## Exercise requirements
Transcribe every line of the records verbatim.

## Records for this exercise
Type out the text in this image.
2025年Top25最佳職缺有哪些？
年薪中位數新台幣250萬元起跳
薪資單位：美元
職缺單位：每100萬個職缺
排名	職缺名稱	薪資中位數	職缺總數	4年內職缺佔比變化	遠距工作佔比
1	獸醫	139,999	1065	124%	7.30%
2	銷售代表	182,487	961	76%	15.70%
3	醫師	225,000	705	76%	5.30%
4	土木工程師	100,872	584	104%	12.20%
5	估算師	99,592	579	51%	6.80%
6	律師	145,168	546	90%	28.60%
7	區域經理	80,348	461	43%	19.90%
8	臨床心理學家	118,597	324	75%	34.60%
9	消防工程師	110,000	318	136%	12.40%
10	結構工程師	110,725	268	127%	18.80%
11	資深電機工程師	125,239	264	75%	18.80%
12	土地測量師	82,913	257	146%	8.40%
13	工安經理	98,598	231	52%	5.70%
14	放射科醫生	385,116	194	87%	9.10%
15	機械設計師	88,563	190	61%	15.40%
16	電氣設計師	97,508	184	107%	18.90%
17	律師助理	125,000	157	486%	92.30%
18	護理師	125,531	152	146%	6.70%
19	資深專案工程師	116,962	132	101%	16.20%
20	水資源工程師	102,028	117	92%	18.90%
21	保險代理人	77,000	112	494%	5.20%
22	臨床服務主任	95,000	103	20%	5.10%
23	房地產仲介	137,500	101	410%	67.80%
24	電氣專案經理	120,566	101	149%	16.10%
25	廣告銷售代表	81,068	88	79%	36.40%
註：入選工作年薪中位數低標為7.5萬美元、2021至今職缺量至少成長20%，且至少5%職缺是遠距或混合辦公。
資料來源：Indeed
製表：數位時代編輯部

## Exercise output
Type out the text in this image.
2025年Top25最佳職缺有哪些？
年薪中位數新台幣250萬元起跳
薪資單位：美元
職缺單位：每100萬個職缺
排名	職缺名稱	薪資中位數	職缺總數	4年內職缺佔比變化	遠距工作佔比
1	獸醫	139,999	1065	124%	7.30%
2	銷售代表	182,487	961	76%	15.70%
3	醫師	225,000	705	76%	5.30%
4	土木工程師	100,872	584	104%	12.20%
5	估算師	99,592	579	51%	6.80%
6	律師	145,168	546	90%	28.60%
7	區域經理	80,348	461	43%	19.90%
8	臨床心理學家	118,597	324	75%	34.60%
9	消防工程師	110,000	318	136%	12.40%
10	結構工程師	110,725	268	127%	18.80%
11	資深電機工程師	125,239	264	75%	18.80%
12	土地測量師	82,913	257	146%	8.40%
13	工安經理	98,598	231	52%	5.70%
14	放射科醫生	385,116	194	87%	9.10%
15	機械設計師	88,563	190	61%	15.40%
16	電氣設計師	97,508	184	107%	18.90%
17	律師助理	125,000	157	486%	92.30%
18	護理師	125,531	152	146%	6.70%
19	資深專案工程師	116,962	132	101%	16.20%
20	水資源工程師	102,028	117	92%	18.90%
21	保險代理人	77,000	112	494%	5.20%
22	臨床服務主任	95,000	103	20%	5.10%
23	房地產仲介	137,500	101	410%	67.80%
24	電氣專案經理	120,566	101	149%	16.10%
25	廣告銷售代表	81,068	88	79%	36.40%
註：入選工作年薪中位數低標為7.5萬美元、2021至今職缺量至少成長20%，且至少5%職缺是遠距或混合辦公。
資料來源：Indeed
製表：數位時代編輯部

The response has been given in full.